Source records
· · ·
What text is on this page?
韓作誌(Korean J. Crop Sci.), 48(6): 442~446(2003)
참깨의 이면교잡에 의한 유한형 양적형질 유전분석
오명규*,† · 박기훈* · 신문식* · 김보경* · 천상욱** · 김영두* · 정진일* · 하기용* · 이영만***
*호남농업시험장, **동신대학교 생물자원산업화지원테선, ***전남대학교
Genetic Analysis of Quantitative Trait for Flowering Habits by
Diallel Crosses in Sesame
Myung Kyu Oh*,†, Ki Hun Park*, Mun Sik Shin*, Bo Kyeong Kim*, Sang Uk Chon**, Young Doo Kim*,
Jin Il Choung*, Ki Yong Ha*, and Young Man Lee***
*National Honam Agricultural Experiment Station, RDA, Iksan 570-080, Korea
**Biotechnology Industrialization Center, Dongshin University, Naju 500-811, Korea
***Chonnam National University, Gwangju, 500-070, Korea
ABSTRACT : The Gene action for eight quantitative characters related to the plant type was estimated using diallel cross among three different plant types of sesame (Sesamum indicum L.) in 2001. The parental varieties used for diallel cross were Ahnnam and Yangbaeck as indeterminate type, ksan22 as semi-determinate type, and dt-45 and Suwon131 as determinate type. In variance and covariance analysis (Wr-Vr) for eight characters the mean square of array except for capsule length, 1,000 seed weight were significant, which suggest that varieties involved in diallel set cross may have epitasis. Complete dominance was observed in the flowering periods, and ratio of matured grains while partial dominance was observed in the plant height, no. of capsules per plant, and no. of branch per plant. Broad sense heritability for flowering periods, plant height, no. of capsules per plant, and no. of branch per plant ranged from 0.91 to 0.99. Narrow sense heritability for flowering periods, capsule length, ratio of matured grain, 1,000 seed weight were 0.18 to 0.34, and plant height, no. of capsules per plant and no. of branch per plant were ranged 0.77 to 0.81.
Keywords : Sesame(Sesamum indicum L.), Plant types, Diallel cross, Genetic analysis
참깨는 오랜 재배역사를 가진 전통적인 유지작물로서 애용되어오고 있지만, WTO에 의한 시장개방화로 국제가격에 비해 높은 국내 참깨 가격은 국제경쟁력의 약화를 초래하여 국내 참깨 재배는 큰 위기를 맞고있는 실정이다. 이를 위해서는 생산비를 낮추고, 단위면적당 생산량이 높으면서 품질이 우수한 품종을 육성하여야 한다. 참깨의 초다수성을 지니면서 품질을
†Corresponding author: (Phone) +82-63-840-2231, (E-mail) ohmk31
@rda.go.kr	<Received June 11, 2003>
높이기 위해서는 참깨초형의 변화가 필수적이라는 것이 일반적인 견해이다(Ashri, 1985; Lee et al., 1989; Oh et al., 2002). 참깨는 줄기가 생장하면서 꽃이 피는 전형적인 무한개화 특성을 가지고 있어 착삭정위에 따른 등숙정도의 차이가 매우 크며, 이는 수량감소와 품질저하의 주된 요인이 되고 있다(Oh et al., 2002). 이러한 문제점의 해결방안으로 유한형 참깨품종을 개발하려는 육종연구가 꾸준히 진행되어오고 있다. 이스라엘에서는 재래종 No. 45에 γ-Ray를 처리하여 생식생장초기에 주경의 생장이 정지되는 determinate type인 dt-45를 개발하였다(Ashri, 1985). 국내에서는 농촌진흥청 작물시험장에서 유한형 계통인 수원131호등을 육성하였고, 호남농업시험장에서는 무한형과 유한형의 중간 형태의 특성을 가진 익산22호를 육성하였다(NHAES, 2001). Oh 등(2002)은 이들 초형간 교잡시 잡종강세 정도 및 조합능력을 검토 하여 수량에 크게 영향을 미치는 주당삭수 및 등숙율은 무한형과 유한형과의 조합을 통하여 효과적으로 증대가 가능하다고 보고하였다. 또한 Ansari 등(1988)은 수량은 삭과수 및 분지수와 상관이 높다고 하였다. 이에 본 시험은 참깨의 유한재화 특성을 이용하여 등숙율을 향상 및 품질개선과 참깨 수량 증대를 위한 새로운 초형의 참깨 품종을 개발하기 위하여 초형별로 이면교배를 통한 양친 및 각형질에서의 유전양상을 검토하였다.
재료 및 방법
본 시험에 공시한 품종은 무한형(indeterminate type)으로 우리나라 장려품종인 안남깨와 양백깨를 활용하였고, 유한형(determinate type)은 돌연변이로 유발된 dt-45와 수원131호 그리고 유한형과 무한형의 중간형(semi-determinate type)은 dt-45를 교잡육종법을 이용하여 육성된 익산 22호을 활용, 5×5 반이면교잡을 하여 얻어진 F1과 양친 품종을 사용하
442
· · ·
▸ WHAT IS EXPECTED: All of the data needs to be printed once more, exactly.

▸ OUTPUT OF THE TASK:
What text is on this page?
韓作誌(Korean J. Crop Sci.), 48(6): 442~446(2003)
참깨의 이면교잡에 의한 유한형 양적형질 유전분석
오명규*,† · 박기훈* · 신문식* · 김보경* · 천상욱** · 김영두* · 정진일* · 하기용* · 이영만***
*호남농업시험장, **동신대학교 생물자원산업화지원테선, ***전남대학교
Genetic Analysis of Quantitative Trait for Flowering Habits by
Diallel Crosses in Sesame
Myung Kyu Oh*,†, Ki Hun Park*, Mun Sik Shin*, Bo Kyeong Kim*, Sang Uk Chon**, Young Doo Kim*,
Jin Il Choung*, Ki Yong Ha*, and Young Man Lee***
*National Honam Agricultural Experiment Station, RDA, Iksan 570-080, Korea
**Biotechnology Industrialization Center, Dongshin University, Naju 500-811, Korea
***Chonnam National University, Gwangju, 500-070, Korea
ABSTRACT : The Gene action for eight quantitative characters related to the plant type was estimated using diallel cross among three different plant types of sesame (Sesamum indicum L.) in 2001. The parental varieties used for diallel cross were Ahnnam and Yangbaeck as indeterminate type, ksan22 as semi-determinate type, and dt-45 and Suwon131 as determinate type. In variance and covariance analysis (Wr-Vr) for eight characters the mean square of array except for capsule length, 1,000 seed weight were significant, which suggest that varieties involved in diallel set cross may have epitasis. Complete dominance was observed in the flowering periods, and ratio of matured grains while partial dominance was observed in the plant height, no. of capsules per plant, and no. of branch per plant. Broad sense heritability for flowering periods, plant height, no. of capsules per plant, and no. of branch per plant ranged from 0.91 to 0.99. Narrow sense heritability for flowering periods, capsule length, ratio of matured grain, 1,000 seed weight were 0.18 to 0.34, and plant height, no. of capsules per plant and no. of branch per plant were ranged 0.77 to 0.81.
Keywords : Sesame(Sesamum indicum L.), Plant types, Diallel cross, Genetic analysis
참깨는 오랜 재배역사를 가진 전통적인 유지작물로서 애용되어오고 있지만, WTO에 의한 시장개방화로 국제가격에 비해 높은 국내 참깨 가격은 국제경쟁력의 약화를 초래하여 국내 참깨 재배는 큰 위기를 맞고있는 실정이다. 이를 위해서는 생산비를 낮추고, 단위면적당 생산량이 높으면서 품질이 우수한 품종을 육성하여야 한다. 참깨의 초다수성을 지니면서 품질을
†Corresponding author: (Phone) +82-63-840-2231, (E-mail) ohmk31
@rda.go.kr	<Received June 11, 2003>
높이기 위해서는 참깨초형의 변화가 필수적이라는 것이 일반적인 견해이다(Ashri, 1985; Lee et al., 1989; Oh et al., 2002). 참깨는 줄기가 생장하면서 꽃이 피는 전형적인 무한개화 특성을 가지고 있어 착삭정위에 따른 등숙정도의 차이가 매우 크며, 이는 수량감소와 품질저하의 주된 요인이 되고 있다(Oh et al., 2002). 이러한 문제점의 해결방안으로 유한형 참깨품종을 개발하려는 육종연구가 꾸준히 진행되어오고 있다. 이스라엘에서는 재래종 No. 45에 γ-Ray를 처리하여 생식생장초기에 주경의 생장이 정지되는 determinate type인 dt-45를 개발하였다(Ashri, 1985). 국내에서는 농촌진흥청 작물시험장에서 유한형 계통인 수원131호등을 육성하였고, 호남농업시험장에서는 무한형과 유한형의 중간 형태의 특성을 가진 익산22호를 육성하였다(NHAES, 2001). Oh 등(2002)은 이들 초형간 교잡시 잡종강세 정도 및 조합능력을 검토 하여 수량에 크게 영향을 미치는 주당삭수 및 등숙율은 무한형과 유한형과의 조합을 통하여 효과적으로 증대가 가능하다고 보고하였다. 또한 Ansari 등(1988)은 수량은 삭과수 및 분지수와 상관이 높다고 하였다. 이에 본 시험은 참깨의 유한재화 특성을 이용하여 등숙율을 향상 및 품질개선과 참깨 수량 증대를 위한 새로운 초형의 참깨 품종을 개발하기 위하여 초형별로 이면교배를 통한 양친 및 각형질에서의 유전양상을 검토하였다.
재료 및 방법
본 시험에 공시한 품종은 무한형(indeterminate type)으로 우리나라 장려품종인 안남깨와 양백깨를 활용하였고, 유한형(determinate type)은 돌연변이로 유발된 dt-45와 수원131호 그리고 유한형과 무한형의 중간형(semi-determinate type)은 dt-45를 교잡육종법을 이용하여 육성된 익산 22호을 활용, 5×5 반이면교잡을 하여 얻어진 F1과 양친 품종을 사용하
442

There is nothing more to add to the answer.